[Task]: Using the records below, copy out exactly the line that contains "Read this page and output its text content." and every line that follows it, up to and including the last, and no others.

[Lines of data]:
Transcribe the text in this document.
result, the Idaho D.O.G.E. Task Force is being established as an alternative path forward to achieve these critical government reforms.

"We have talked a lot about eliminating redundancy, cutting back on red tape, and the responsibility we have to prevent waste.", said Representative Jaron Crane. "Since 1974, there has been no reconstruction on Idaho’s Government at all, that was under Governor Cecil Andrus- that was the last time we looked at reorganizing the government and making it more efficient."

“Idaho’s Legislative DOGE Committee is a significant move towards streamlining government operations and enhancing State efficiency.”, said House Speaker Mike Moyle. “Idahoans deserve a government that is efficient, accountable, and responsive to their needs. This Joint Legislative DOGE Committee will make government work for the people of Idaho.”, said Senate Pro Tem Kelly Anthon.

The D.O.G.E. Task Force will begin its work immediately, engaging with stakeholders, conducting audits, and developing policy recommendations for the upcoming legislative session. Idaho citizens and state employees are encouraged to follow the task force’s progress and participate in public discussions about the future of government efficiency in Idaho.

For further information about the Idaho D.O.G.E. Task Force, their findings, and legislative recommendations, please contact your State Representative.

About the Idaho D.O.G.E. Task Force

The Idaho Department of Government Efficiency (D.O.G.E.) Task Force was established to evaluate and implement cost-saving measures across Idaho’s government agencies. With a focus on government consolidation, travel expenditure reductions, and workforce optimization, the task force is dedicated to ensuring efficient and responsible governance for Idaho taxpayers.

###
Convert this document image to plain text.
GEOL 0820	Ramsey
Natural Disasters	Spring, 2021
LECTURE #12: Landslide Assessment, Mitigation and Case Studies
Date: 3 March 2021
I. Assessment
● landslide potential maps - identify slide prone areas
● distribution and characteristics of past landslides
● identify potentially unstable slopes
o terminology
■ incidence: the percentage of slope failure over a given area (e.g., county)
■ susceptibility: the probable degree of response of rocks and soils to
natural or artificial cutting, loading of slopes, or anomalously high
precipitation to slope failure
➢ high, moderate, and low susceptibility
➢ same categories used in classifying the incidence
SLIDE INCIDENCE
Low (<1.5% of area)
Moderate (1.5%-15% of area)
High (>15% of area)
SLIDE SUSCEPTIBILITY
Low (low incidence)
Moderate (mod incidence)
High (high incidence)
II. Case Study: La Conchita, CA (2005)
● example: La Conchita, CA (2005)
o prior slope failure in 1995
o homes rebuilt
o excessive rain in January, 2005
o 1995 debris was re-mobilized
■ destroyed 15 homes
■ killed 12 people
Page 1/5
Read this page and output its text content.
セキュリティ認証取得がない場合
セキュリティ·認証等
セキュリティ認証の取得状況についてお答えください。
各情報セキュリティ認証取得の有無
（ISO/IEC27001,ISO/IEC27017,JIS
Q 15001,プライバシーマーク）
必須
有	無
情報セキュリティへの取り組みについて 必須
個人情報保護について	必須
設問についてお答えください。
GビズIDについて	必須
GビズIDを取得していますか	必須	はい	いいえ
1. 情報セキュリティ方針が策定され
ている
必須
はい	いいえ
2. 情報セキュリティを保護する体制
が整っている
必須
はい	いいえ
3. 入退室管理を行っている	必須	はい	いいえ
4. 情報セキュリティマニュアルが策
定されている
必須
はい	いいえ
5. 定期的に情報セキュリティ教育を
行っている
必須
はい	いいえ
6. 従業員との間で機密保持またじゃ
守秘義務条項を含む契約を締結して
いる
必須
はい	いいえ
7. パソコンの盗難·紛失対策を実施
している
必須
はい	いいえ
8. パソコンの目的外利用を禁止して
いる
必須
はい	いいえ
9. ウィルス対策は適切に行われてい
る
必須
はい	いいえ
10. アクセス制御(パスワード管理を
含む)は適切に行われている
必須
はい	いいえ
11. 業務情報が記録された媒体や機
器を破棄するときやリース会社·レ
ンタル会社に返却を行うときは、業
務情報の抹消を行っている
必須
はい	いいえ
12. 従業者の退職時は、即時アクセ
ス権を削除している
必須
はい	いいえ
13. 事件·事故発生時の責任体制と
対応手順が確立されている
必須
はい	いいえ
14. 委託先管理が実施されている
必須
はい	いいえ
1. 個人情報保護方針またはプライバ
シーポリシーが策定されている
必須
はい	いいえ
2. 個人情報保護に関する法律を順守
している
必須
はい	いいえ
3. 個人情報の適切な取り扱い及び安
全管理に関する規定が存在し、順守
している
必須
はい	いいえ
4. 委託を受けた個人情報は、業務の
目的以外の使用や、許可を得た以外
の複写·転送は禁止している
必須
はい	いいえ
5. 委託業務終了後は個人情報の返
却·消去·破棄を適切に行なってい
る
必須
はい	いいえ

[Problem solution]:
Read this page and output its text content.
セキュリティ認証取得がない場合
セキュリティ·認証等
セキュリティ認証の取得状況についてお答えください。
各情報セキュリティ認証取得の有無
（ISO/IEC27001,ISO/IEC27017,JIS
Q 15001,プライバシーマーク）
必須
有	無
情報セキュリティへの取り組みについて 必須
個人情報保護について	必須
設問についてお答えください。
GビズIDについて	必須
GビズIDを取得していますか	必須	はい	いいえ
1. 情報セキュリティ方針が策定され
ている
必須
はい	いいえ
2. 情報セキュリティを保護する体制
が整っている
必須
はい	いいえ
3. 入退室管理を行っている	必須	はい	いいえ
4. 情報セキュリティマニュアルが策
定されている
必須
はい	いいえ
5. 定期的に情報セキュリティ教育を
行っている
必須
はい	いいえ
6. 従業員との間で機密保持またじゃ
守秘義務条項を含む契約を締結して
いる
必須
はい	いいえ
7. パソコンの盗難·紛失対策を実施
している
必須
はい	いいえ
8. パソコンの目的外利用を禁止して
いる
必須
はい	いいえ
9. ウィルス対策は適切に行われてい
る
必須
はい	いいえ
10. アクセス制御(パスワード管理を
含む)は適切に行われている
必須
はい	いいえ
11. 業務情報が記録された媒体や機
器を破棄するときやリース会社·レ
ンタル会社に返却を行うときは、業
務情報の抹消を行っている
必須
はい	いいえ
12. 従業者の退職時は、即時アクセ
ス権を削除している
必須
はい	いいえ
13. 事件·事故発生時の責任体制と
対応手順が確立されている
必須
はい	いいえ
14. 委託先管理が実施されている
必須
はい	いいえ
1. 個人情報保護方針またはプライバ
シーポリシーが策定されている
必須
はい	いいえ
2. 個人情報保護に関する法律を順守
している
必須
はい	いいえ
3. 個人情報の適切な取り扱い及び安
全管理に関する規定が存在し、順守
している
必須
はい	いいえ
4. 委託を受けた個人情報は、業務の
目的以外の使用や、許可を得た以外
の複写·転送は禁止している
必須
はい	いいえ
5. 委託業務終了後は個人情報の返
却·消去·破棄を適切に行なってい
る
必須
はい	いいえ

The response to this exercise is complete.